Your task is to filter the data below down to the lines holding "effort".
------------------------------------------------------------
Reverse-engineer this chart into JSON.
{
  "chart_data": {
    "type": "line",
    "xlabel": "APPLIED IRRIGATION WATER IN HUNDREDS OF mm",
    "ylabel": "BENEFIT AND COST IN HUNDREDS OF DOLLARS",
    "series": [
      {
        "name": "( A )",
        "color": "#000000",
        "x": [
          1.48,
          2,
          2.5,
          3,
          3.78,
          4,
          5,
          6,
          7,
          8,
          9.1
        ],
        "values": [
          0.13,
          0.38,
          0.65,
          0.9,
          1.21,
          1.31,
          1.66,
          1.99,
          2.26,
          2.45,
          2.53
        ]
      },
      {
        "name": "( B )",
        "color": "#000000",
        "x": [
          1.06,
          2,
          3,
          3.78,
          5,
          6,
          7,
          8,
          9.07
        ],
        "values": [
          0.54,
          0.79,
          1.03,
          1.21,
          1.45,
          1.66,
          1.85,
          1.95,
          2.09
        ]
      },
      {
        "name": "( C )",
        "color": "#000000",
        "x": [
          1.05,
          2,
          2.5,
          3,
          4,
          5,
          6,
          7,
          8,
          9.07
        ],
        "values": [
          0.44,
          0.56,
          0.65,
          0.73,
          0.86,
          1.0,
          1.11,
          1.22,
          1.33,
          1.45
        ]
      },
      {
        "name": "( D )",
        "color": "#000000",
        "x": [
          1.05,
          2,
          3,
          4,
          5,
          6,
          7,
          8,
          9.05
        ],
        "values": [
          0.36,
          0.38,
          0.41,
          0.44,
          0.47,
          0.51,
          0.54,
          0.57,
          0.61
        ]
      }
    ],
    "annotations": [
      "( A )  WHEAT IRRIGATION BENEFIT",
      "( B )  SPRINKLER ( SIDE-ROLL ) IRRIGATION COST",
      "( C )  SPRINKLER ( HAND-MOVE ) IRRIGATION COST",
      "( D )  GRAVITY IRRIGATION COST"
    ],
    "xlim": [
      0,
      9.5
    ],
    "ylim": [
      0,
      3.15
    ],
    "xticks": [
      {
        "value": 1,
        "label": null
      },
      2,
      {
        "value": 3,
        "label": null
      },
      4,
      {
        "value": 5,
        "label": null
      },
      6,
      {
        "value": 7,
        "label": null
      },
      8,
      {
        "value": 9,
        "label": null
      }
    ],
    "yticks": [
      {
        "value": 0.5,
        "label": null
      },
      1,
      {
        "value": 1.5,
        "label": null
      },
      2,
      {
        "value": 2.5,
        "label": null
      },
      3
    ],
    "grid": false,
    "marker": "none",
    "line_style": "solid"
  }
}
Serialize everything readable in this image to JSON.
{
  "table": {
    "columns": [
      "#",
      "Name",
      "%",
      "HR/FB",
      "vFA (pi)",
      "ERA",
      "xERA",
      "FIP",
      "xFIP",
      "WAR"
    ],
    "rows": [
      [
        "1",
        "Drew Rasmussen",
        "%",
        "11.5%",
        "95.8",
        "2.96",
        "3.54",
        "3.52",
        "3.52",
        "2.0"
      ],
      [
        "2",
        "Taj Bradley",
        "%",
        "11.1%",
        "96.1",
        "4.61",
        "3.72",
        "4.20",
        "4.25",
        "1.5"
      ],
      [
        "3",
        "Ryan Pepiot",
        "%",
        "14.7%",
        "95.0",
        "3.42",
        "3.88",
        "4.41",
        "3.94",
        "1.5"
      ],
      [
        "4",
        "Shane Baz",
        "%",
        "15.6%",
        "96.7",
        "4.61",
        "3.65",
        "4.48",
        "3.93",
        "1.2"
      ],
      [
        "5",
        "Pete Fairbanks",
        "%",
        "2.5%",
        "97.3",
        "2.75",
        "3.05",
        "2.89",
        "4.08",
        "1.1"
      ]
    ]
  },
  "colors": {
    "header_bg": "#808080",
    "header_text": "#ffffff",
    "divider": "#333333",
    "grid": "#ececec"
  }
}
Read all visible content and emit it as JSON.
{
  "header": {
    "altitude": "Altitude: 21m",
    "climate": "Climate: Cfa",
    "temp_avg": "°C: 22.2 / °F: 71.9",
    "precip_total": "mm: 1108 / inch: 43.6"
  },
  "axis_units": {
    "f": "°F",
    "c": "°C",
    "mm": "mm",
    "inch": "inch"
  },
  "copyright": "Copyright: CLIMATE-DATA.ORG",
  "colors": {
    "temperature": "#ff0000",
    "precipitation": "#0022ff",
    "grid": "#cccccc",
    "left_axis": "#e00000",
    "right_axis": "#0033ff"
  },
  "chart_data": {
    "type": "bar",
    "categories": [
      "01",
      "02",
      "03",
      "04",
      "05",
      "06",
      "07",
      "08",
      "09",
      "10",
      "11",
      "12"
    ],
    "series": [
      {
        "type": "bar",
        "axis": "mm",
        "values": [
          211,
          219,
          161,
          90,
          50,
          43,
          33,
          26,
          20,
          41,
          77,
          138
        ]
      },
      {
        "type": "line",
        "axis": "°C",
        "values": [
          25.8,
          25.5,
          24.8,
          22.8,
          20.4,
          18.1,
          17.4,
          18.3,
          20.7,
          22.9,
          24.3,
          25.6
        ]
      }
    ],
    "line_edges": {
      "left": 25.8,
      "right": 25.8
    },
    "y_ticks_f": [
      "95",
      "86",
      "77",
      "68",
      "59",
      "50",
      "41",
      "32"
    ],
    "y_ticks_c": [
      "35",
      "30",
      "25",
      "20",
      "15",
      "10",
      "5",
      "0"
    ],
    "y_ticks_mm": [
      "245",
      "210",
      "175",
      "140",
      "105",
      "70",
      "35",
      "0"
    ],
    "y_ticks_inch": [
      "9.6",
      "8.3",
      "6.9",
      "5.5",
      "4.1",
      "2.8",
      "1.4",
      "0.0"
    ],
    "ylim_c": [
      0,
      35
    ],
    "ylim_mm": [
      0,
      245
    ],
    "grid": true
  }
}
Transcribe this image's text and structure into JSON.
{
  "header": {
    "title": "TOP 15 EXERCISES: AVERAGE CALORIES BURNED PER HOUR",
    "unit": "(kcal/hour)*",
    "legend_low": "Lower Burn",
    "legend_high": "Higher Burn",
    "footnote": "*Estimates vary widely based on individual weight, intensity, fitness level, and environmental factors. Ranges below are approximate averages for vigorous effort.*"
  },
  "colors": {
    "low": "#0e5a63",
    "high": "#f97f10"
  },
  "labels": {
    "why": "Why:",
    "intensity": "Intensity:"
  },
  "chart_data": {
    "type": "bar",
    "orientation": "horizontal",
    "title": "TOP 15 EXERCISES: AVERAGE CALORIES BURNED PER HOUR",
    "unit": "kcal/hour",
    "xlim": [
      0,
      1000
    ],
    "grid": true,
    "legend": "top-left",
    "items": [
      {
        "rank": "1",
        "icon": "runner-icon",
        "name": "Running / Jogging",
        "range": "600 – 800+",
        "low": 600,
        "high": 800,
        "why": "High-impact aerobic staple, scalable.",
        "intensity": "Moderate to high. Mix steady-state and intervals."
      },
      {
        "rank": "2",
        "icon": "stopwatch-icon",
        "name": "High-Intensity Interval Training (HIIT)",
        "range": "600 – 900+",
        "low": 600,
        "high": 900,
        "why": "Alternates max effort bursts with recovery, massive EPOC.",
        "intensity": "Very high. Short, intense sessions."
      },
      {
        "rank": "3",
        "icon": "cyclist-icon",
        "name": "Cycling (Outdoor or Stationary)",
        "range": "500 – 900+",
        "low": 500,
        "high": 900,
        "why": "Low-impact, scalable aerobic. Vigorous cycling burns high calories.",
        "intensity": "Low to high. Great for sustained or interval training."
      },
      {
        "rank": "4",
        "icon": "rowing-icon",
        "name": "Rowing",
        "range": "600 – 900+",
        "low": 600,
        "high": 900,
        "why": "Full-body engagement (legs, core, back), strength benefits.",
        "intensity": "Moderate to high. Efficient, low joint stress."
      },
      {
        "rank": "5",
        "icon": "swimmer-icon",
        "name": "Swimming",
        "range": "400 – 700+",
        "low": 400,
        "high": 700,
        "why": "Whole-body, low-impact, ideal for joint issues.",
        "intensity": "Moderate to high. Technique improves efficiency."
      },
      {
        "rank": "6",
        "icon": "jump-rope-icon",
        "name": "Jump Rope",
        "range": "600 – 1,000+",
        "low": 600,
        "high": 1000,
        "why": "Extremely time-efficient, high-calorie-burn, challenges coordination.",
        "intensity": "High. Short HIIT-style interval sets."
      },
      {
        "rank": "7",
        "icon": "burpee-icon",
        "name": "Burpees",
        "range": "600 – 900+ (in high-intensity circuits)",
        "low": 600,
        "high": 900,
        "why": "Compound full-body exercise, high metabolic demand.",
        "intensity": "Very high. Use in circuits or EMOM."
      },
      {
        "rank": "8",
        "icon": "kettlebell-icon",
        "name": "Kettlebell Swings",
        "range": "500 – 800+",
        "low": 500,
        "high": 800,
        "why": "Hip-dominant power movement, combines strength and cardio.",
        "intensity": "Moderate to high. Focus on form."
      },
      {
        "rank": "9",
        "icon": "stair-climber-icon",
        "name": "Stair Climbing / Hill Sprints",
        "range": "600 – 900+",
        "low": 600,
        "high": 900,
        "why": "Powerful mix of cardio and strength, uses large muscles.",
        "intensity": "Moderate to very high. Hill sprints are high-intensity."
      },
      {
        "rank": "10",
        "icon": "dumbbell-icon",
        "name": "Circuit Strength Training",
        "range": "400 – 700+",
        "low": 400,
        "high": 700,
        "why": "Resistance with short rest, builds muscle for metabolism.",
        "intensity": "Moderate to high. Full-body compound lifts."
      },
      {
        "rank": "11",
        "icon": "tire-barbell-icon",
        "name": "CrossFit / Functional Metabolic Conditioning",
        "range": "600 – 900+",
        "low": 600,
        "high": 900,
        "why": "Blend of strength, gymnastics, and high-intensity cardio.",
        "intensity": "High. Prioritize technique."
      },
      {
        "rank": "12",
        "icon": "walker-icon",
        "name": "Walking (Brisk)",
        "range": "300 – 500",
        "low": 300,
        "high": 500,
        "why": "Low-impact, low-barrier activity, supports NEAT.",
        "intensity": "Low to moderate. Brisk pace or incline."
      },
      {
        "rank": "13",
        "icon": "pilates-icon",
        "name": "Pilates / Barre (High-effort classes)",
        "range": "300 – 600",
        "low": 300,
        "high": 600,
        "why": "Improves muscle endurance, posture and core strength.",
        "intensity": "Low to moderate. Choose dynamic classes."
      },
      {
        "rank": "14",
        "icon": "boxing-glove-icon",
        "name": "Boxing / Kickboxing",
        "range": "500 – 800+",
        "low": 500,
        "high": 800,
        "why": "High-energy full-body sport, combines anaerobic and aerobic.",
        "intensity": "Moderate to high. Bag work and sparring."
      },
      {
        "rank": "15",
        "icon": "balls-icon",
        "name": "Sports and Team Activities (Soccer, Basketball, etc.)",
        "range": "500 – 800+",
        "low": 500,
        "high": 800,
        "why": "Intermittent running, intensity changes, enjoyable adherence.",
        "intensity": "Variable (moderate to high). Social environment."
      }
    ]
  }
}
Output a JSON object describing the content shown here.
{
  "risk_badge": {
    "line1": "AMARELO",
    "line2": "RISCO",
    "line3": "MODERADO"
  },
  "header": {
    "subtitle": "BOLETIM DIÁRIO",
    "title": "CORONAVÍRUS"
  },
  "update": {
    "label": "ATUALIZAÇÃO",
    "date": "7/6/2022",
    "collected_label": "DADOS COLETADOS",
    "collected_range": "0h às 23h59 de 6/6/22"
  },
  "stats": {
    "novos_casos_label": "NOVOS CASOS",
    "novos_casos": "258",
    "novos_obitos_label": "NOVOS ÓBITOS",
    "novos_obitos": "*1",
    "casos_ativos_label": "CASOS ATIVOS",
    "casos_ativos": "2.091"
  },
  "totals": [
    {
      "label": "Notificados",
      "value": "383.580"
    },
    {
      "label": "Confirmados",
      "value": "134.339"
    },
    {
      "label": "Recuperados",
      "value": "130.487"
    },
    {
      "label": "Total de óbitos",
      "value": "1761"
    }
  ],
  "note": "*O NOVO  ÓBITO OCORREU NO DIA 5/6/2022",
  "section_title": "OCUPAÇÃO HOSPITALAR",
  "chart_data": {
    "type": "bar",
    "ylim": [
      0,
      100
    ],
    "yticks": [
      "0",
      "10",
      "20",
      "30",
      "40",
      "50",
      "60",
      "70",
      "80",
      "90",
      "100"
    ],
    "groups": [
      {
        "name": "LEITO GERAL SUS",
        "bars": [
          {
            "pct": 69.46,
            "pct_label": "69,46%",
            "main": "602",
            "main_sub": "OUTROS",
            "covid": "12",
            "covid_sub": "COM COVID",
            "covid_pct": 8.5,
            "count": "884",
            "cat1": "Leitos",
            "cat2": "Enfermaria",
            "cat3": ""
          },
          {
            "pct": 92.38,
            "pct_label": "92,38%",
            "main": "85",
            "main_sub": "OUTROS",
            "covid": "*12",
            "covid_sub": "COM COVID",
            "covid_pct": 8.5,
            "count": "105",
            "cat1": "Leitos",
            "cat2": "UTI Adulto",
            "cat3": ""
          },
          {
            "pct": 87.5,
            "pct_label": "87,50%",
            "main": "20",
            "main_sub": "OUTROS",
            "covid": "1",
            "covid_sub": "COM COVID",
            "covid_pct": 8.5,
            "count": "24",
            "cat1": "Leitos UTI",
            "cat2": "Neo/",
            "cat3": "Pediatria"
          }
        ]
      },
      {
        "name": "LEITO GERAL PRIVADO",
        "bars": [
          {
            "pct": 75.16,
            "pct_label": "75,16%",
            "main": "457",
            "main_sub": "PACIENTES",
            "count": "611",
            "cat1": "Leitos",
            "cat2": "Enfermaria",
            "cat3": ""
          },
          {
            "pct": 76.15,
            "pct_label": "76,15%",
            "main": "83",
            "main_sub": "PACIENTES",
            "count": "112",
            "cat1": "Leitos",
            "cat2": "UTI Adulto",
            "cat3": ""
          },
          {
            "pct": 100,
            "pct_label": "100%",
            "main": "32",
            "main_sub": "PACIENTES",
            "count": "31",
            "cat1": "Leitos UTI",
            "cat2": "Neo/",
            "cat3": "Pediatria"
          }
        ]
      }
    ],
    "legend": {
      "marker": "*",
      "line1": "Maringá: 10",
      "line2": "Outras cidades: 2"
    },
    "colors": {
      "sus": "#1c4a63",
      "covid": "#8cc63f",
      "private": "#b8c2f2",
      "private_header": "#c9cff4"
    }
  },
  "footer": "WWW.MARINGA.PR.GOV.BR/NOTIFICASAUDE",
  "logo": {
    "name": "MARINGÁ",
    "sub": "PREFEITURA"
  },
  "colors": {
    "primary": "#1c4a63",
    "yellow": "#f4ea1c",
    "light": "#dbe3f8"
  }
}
------------------------------------------------------------
**ANSWER TO THE EXERCISE:**
    "footnote": "*Estimates vary widely based on individual weight, intensity, fitness level, and environmental factors. Ranges below are approximate averages for vigorous effort.*"
        "why": "Alternates max effort bursts with recovery, massive EPOC.",
        "name": "Pilates / Barre (High-effort classes)",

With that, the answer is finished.